=== Problem description ===
Identify the lines that include the word "name", then copy all of them.

=== Records supplied ===
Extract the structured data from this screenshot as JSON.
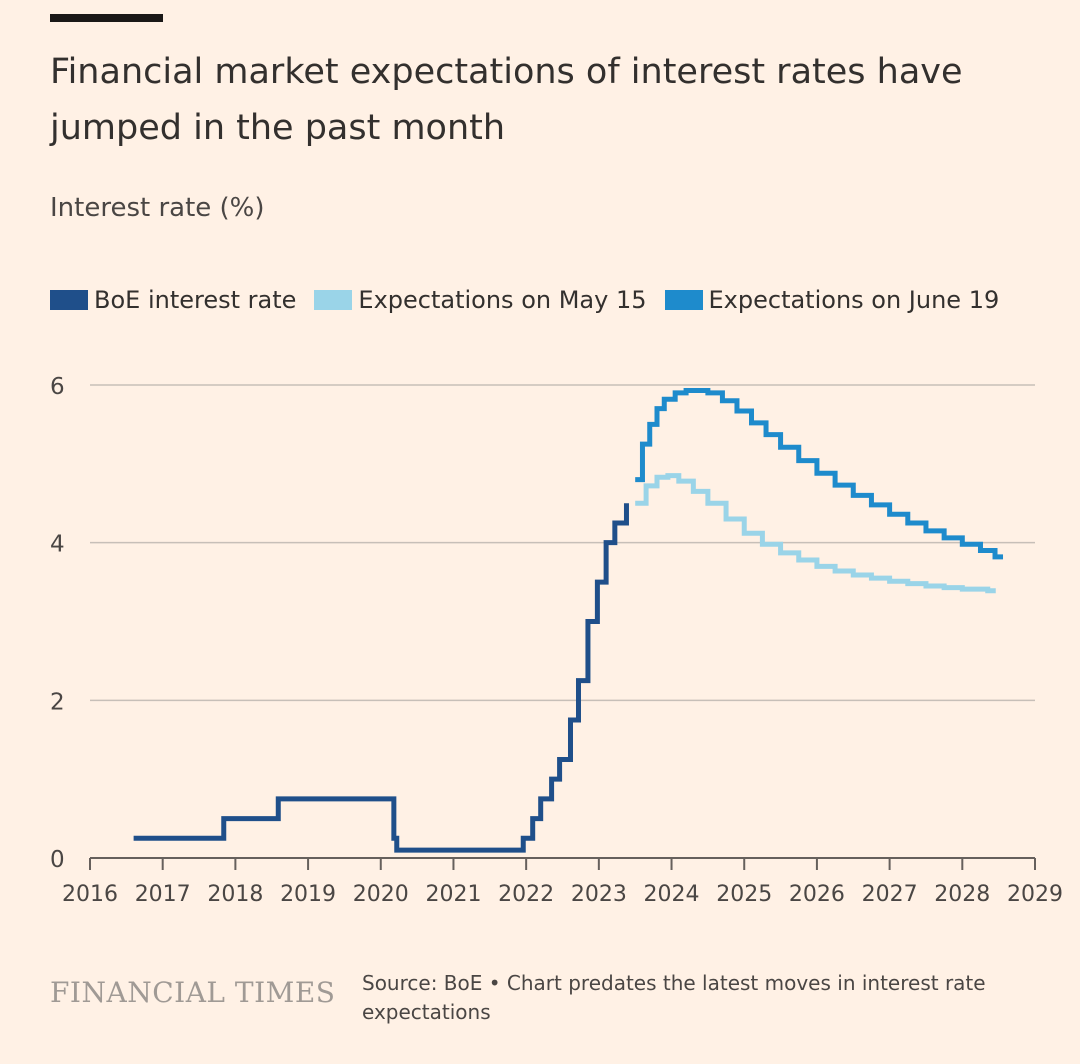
{
  "header": {
    "title": "Financial market expectations of interest rates have jumped in the past month",
    "subtitle": "Interest rate (%)"
  },
  "footer": {
    "logo": "FINANCIAL TIMES",
    "source": "Source: BoE • Chart predates the latest moves in interest rate expectations"
  },
  "chart_data": {
    "type": "line",
    "ylabel": "Interest rate (%)",
    "xlim": [
      2016,
      2029
    ],
    "ylim": [
      0,
      6
    ],
    "yticks": [
      0,
      2,
      4,
      6
    ],
    "xticks": [
      2016,
      2017,
      2018,
      2019,
      2020,
      2021,
      2022,
      2023,
      2024,
      2025,
      2026,
      2027,
      2028,
      2029
    ],
    "grid": true,
    "legend_position": "top",
    "series": [
      {
        "name": "BoE interest rate",
        "color": "#1f4f8a",
        "style": "step",
        "x": [
          2016.6,
          2017.84,
          2018.59,
          2020.18,
          2020.22,
          2021.96,
          2022.09,
          2022.2,
          2022.35,
          2022.46,
          2022.61,
          2022.72,
          2022.85,
          2022.98,
          2023.1,
          2023.22,
          2023.38
        ],
        "y": [
          0.25,
          0.5,
          0.75,
          0.25,
          0.1,
          0.25,
          0.5,
          0.75,
          1.0,
          1.25,
          1.75,
          2.25,
          3.0,
          3.5,
          4.0,
          4.25,
          4.5
        ]
      },
      {
        "name": "Expectations on May 15",
        "color": "#9ad4e8",
        "style": "step",
        "x": [
          2023.5,
          2023.65,
          2023.8,
          2023.95,
          2024.1,
          2024.3,
          2024.5,
          2024.75,
          2025.0,
          2025.25,
          2025.5,
          2025.75,
          2026.0,
          2026.25,
          2026.5,
          2026.75,
          2027.0,
          2027.25,
          2027.5,
          2027.75,
          2028.0,
          2028.35
        ],
        "y": [
          4.5,
          4.72,
          4.83,
          4.85,
          4.78,
          4.65,
          4.5,
          4.3,
          4.12,
          3.98,
          3.87,
          3.78,
          3.7,
          3.64,
          3.59,
          3.55,
          3.51,
          3.48,
          3.45,
          3.43,
          3.41,
          3.39
        ]
      },
      {
        "name": "Expectations on June 19",
        "color": "#1e8bcc",
        "style": "step",
        "x": [
          2023.5,
          2023.6,
          2023.7,
          2023.8,
          2023.9,
          2024.05,
          2024.2,
          2024.35,
          2024.5,
          2024.7,
          2024.9,
          2025.1,
          2025.3,
          2025.5,
          2025.75,
          2026.0,
          2026.25,
          2026.5,
          2026.75,
          2027.0,
          2027.25,
          2027.5,
          2027.75,
          2028.0,
          2028.25,
          2028.45
        ],
        "y": [
          4.8,
          5.25,
          5.5,
          5.7,
          5.82,
          5.9,
          5.93,
          5.93,
          5.9,
          5.8,
          5.67,
          5.52,
          5.37,
          5.21,
          5.04,
          4.88,
          4.73,
          4.6,
          4.48,
          4.36,
          4.25,
          4.15,
          4.06,
          3.98,
          3.9,
          3.82
        ]
      }
    ]
  }
}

=== Task result ===
        "name": "BoE interest rate",
        "name": "Expectations on May 15",
        "name": "Expectations on June 19",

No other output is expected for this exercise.